What is expected -
Copy the material verbatim, beginning with its first line and ending with the line that contains "lfs-y-tick-label: 0.0 <box>74", including that line.

Provided entries -
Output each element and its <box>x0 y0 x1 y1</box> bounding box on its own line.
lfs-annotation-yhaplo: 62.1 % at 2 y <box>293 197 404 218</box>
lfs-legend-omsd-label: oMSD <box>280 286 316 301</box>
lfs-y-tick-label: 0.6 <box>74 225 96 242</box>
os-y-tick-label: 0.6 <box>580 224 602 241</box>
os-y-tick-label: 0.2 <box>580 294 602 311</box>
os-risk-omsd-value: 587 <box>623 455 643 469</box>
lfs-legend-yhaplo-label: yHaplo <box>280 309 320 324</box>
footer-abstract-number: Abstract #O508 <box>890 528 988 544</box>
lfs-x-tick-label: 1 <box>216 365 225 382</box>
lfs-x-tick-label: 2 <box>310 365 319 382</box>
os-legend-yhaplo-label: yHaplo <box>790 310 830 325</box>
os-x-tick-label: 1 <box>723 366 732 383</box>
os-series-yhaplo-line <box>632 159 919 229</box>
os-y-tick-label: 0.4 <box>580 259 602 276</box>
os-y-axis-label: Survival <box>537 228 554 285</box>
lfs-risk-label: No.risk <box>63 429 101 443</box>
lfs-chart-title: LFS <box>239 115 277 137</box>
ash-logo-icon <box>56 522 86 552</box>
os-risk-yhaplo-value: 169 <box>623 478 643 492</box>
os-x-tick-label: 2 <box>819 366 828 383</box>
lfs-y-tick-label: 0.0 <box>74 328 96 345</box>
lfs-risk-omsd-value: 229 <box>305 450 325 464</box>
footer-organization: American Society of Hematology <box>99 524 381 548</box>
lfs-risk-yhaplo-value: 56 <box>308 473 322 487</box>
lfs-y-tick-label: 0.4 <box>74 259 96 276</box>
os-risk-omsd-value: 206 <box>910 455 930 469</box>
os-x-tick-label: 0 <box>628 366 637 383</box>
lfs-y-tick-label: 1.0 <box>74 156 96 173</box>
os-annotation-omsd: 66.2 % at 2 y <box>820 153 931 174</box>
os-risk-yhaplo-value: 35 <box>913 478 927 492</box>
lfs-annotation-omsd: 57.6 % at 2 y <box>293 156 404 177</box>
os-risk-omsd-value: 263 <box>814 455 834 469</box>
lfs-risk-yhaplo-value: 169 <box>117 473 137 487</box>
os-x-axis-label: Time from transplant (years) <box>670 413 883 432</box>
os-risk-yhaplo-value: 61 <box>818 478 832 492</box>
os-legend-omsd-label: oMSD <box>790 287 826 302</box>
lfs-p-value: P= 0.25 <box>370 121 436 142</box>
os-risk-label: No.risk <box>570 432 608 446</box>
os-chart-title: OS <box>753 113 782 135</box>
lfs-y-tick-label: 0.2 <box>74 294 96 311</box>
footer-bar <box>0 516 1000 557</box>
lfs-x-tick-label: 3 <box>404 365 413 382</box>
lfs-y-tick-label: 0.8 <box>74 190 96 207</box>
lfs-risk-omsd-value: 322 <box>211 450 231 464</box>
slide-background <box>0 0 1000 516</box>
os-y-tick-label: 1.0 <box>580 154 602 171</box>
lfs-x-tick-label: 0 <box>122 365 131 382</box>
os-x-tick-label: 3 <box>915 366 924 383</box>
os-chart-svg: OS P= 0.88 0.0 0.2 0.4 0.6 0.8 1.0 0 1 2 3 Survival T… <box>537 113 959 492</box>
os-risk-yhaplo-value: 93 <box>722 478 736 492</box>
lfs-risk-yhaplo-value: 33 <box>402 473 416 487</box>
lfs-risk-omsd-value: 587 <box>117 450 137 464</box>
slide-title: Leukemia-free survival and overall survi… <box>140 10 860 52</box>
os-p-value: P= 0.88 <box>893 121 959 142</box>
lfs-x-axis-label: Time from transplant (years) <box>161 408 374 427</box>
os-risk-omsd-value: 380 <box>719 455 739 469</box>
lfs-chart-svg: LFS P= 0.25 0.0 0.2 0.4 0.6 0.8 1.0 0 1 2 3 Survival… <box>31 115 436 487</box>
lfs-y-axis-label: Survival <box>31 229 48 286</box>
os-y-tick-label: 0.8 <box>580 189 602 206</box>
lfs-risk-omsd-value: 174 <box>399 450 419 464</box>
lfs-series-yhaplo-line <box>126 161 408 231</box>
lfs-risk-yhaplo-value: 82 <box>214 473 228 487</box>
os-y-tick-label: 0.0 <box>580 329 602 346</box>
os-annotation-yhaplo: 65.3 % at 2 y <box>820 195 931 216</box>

Correct output -
Output each element and its <box>x0 y0 x1 y1</box> bounding box on its own line.
lfs-annotation-yhaplo: 62.1 % at 2 y <box>293 197 404 218</box>
lfs-legend-omsd-label: oMSD <box>280 286 316 301</box>
lfs-y-tick-label: 0.6 <box>74 225 96 242</box>
os-y-tick-label: 0.6 <box>580 224 602 241</box>
os-y-tick-label: 0.2 <box>580 294 602 311</box>
os-risk-omsd-value: 587 <box>623 455 643 469</box>
lfs-legend-yhaplo-label: yHaplo <box>280 309 320 324</box>
footer-abstract-number: Abstract #O508 <box>890 528 988 544</box>
lfs-x-tick-label: 1 <box>216 365 225 382</box>
lfs-x-tick-label: 2 <box>310 365 319 382</box>
os-legend-yhaplo-label: yHaplo <box>790 310 830 325</box>
os-x-tick-label: 1 <box>723 366 732 383</box>
os-series-yhaplo-line <box>632 159 919 229</box>
os-y-tick-label: 0.4 <box>580 259 602 276</box>
os-y-axis-label: Survival <box>537 228 554 285</box>
lfs-risk-label: No.risk <box>63 429 101 443</box>
lfs-chart-title: LFS <box>239 115 277 137</box>
ash-logo-icon <box>56 522 86 552</box>
os-risk-yhaplo-value: 169 <box>623 478 643 492</box>
os-x-tick-label: 2 <box>819 366 828 383</box>
lfs-y-tick-label: 0.0 <box>74 328 96 345</box>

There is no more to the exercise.